● **What you will do**:
Extract each line of the records below that contains the word "BERBER".

● **Data in this exercise**:
******************************

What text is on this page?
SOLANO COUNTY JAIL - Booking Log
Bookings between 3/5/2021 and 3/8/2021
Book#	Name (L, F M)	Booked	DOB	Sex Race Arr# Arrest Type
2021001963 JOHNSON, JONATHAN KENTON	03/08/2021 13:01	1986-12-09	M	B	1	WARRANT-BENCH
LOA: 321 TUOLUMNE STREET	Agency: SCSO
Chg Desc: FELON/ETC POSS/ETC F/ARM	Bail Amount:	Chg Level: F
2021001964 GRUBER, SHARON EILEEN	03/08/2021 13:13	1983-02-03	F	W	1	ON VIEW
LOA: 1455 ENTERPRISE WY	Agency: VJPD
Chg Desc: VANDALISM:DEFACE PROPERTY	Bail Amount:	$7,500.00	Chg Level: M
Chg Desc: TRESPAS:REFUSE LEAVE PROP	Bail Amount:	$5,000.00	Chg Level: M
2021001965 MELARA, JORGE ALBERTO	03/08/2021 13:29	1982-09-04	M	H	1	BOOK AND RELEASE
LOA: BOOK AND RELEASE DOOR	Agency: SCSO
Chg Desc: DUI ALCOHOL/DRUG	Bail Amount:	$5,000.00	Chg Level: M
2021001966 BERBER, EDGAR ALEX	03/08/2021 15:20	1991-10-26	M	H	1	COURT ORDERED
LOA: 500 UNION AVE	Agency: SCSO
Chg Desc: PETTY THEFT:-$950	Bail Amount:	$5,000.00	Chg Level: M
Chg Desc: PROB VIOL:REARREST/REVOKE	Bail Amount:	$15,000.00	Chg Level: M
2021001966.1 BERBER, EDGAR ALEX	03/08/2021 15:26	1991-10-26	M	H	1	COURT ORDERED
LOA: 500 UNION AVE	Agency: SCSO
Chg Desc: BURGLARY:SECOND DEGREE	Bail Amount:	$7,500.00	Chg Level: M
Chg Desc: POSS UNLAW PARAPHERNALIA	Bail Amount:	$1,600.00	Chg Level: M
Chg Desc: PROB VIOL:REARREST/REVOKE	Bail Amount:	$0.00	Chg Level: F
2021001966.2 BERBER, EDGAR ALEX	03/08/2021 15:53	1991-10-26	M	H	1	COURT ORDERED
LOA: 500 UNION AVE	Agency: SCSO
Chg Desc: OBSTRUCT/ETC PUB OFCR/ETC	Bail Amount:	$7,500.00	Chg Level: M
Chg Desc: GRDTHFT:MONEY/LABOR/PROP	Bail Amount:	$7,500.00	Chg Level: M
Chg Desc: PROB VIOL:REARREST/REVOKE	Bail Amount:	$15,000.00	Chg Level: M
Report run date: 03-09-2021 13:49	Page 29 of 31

******************************

● **Written response**:
2021001966 BERBER, EDGAR ALEX	03/08/2021 15:20	1991-10-26	M	H	1	COURT ORDERED
2021001966.1 BERBER, EDGAR ALEX	03/08/2021 15:26	1991-10-26	M	H	1	COURT ORDERED
2021001966.2 BERBER, EDGAR ALEX	03/08/2021 15:53	1991-10-26	M	H	1	COURT ORDERED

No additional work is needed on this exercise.